◆ INPUT ROWS:
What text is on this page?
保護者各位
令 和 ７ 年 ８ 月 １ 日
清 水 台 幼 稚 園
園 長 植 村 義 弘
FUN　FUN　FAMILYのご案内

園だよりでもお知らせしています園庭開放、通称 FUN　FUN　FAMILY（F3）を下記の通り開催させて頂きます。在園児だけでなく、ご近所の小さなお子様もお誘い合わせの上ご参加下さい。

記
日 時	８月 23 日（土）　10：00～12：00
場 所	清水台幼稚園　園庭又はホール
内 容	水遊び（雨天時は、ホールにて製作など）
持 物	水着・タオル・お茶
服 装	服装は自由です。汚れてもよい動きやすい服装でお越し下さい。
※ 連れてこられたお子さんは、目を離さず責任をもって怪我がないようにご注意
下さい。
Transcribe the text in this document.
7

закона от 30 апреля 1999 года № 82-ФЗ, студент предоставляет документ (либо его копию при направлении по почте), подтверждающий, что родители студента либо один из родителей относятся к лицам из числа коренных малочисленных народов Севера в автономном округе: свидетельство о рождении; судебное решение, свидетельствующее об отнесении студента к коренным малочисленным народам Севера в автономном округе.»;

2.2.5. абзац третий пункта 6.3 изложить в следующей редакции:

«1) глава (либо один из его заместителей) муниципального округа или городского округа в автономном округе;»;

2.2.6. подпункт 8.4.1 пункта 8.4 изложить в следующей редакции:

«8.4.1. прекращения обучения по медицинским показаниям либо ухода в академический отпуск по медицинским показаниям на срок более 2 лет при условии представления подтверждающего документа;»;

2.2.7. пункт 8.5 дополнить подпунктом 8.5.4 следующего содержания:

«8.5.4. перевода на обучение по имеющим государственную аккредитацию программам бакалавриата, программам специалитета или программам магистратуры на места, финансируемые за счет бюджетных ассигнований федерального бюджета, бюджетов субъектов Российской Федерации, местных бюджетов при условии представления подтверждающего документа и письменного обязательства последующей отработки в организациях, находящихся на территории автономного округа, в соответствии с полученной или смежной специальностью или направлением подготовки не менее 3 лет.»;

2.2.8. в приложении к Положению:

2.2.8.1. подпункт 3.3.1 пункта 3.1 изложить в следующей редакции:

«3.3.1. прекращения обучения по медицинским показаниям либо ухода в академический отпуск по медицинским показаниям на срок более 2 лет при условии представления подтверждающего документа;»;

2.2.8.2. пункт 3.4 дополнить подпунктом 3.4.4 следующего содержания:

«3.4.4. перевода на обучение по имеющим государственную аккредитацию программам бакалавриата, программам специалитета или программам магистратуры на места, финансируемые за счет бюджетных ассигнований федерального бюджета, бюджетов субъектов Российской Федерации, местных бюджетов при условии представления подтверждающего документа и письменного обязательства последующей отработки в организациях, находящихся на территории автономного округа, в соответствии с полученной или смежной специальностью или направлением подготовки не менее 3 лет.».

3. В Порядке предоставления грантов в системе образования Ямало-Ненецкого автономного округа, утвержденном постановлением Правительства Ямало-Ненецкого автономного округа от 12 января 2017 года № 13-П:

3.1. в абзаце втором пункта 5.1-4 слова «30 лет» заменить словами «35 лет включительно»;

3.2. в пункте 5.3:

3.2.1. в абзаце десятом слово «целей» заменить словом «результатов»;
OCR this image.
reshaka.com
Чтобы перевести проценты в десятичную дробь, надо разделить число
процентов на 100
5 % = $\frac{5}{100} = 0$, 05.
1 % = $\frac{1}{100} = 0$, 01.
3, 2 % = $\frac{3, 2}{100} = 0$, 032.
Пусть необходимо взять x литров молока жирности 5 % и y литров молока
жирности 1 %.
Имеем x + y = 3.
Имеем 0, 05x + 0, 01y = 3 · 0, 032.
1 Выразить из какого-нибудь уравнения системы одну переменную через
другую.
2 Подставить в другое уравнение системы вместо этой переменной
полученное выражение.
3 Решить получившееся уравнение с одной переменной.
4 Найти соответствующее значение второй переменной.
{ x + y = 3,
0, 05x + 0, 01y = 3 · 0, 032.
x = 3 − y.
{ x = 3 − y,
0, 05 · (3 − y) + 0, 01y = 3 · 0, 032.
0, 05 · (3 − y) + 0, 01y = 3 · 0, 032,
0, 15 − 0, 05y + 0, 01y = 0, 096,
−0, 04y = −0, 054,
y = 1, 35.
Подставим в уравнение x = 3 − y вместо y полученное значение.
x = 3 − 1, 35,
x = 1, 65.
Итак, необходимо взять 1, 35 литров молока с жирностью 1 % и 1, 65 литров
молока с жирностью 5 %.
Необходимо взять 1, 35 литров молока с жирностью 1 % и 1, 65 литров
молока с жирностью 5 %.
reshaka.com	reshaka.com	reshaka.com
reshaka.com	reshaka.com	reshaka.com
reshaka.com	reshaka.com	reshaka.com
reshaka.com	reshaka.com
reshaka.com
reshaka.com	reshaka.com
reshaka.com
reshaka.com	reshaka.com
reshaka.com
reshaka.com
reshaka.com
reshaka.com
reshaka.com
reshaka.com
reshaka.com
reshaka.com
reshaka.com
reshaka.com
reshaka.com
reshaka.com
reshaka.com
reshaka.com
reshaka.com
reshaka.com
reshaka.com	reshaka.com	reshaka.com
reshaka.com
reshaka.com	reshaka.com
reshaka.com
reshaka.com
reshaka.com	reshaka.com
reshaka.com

◆ TASK:
Your task is to output the full set of records exactly as presented.

◆ WORKED SOLUTION:
What text is on this page?
保護者各位
令 和 ７ 年 ８ 月 １ 日
清 水 台 幼 稚 園
園 長 植 村 義 弘
FUN　FUN　FAMILYのご案内

園だよりでもお知らせしています園庭開放、通称 FUN　FUN　FAMILY（F3）を下記の通り開催させて頂きます。在園児だけでなく、ご近所の小さなお子様もお誘い合わせの上ご参加下さい。

記
日 時	８月 23 日（土）　10：00～12：00
場 所	清水台幼稚園　園庭又はホール
内 容	水遊び（雨天時は、ホールにて製作など）
持 物	水着・タオル・お茶
服 装	服装は自由です。汚れてもよい動きやすい服装でお越し下さい。
※ 連れてこられたお子さんは、目を離さず責任をもって怪我がないようにご注意
下さい。
Transcribe the text in this document.
7

закона от 30 апреля 1999 года № 82-ФЗ, студент предоставляет документ (либо его копию при направлении по почте), подтверждающий, что родители студента либо один из родителей относятся к лицам из числа коренных малочисленных народов Севера в автономном округе: свидетельство о рождении; судебное решение, свидетельствующее об отнесении студента к коренным малочисленным народам Севера в автономном округе.»;

2.2.5. абзац третий пункта 6.3 изложить в следующей редакции:

«1) глава (либо один из его заместителей) муниципального округа или городского округа в автономном округе;»;

2.2.6. подпункт 8.4.1 пункта 8.4 изложить в следующей редакции:

«8.4.1. прекращения обучения по медицинским показаниям либо ухода в академический отпуск по медицинским показаниям на срок более 2 лет при условии представления подтверждающего документа;»;

2.2.7. пункт 8.5 дополнить подпунктом 8.5.4 следующего содержания:

«8.5.4. перевода на обучение по имеющим государственную аккредитацию программам бакалавриата, программам специалитета или программам магистратуры на места, финансируемые за счет бюджетных ассигнований федерального бюджета, бюджетов субъектов Российской Федерации, местных бюджетов при условии представления подтверждающего документа и письменного обязательства последующей отработки в организациях, находящихся на территории автономного округа, в соответствии с полученной или смежной специальностью или направлением подготовки не менее 3 лет.»;

2.2.8. в приложении к Положению:

2.2.8.1. подпункт 3.3.1 пункта 3.1 изложить в следующей редакции:

«3.3.1. прекращения обучения по медицинским показаниям либо ухода в академический отпуск по медицинским показаниям на срок более 2 лет при условии представления подтверждающего документа;»;

2.2.8.2. пункт 3.4 дополнить подпунктом 3.4.4 следующего содержания:

«3.4.4. перевода на обучение по имеющим государственную аккредитацию программам бакалавриата, программам специалитета или программам магистратуры на места, финансируемые за счет бюджетных ассигнований федерального бюджета, бюджетов субъектов Российской Федерации, местных бюджетов при условии представления подтверждающего документа и письменного обязательства последующей отработки в организациях, находящихся на территории автономного округа, в соответствии с полученной или смежной специальностью или направлением подготовки не менее 3 лет.».

3. В Порядке предоставления грантов в системе образования Ямало-Ненецкого автономного округа, утвержденном постановлением Правительства Ямало-Ненецкого автономного округа от 12 января 2017 года № 13-П:

3.1. в абзаце втором пункта 5.1-4 слова «30 лет» заменить словами «35 лет включительно»;

3.2. в пункте 5.3:

3.2.1. в абзаце десятом слово «целей» заменить словом «результатов»;
OCR this image.
reshaka.com
Чтобы перевести проценты в десятичную дробь, надо разделить число
процентов на 100
5 % = $\frac{5}{100} = 0$, 05.
1 % = $\frac{1}{100} = 0$, 01.
3, 2 % = $\frac{3, 2}{100} = 0$, 032.
Пусть необходимо взять x литров молока жирности 5 % и y литров молока
жирности 1 %.
Имеем x + y = 3.
Имеем 0, 05x + 0, 01y = 3 · 0, 032.
1 Выразить из какого-нибудь уравнения системы одну переменную через
другую.
2 Подставить в другое уравнение системы вместо этой переменной
полученное выражение.
3 Решить получившееся уравнение с одной переменной.
4 Найти соответствующее значение второй переменной.
{ x + y = 3,
0, 05x + 0, 01y = 3 · 0, 032.
x = 3 − y.
{ x = 3 − y,
0, 05 · (3 − y) + 0, 01y = 3 · 0, 032.
0, 05 · (3 − y) + 0, 01y = 3 · 0, 032,
0, 15 − 0, 05y + 0, 01y = 0, 096,
−0, 04y = −0, 054,
y = 1, 35.
Подставим в уравнение x = 3 − y вместо y полученное значение.
x = 3 − 1, 35,
x = 1, 65.
Итак, необходимо взять 1, 35 литров молока с жирностью 1 % и 1, 65 литров
молока с жирностью 5 %.
Необходимо взять 1, 35 литров молока с жирностью 1 % и 1, 65 литров
молока с жирностью 5 %.
reshaka.com	reshaka.com	reshaka.com
reshaka.com	reshaka.com	reshaka.com
reshaka.com	reshaka.com	reshaka.com
reshaka.com	reshaka.com
reshaka.com
reshaka.com	reshaka.com
reshaka.com
reshaka.com	reshaka.com
reshaka.com
reshaka.com
reshaka.com
reshaka.com
reshaka.com
reshaka.com
reshaka.com
reshaka.com
reshaka.com
reshaka.com
reshaka.com
reshaka.com
reshaka.com
reshaka.com
reshaka.com
reshaka.com
reshaka.com	reshaka.com	reshaka.com
reshaka.com
reshaka.com	reshaka.com
reshaka.com
reshaka.com
reshaka.com	reshaka.com
reshaka.com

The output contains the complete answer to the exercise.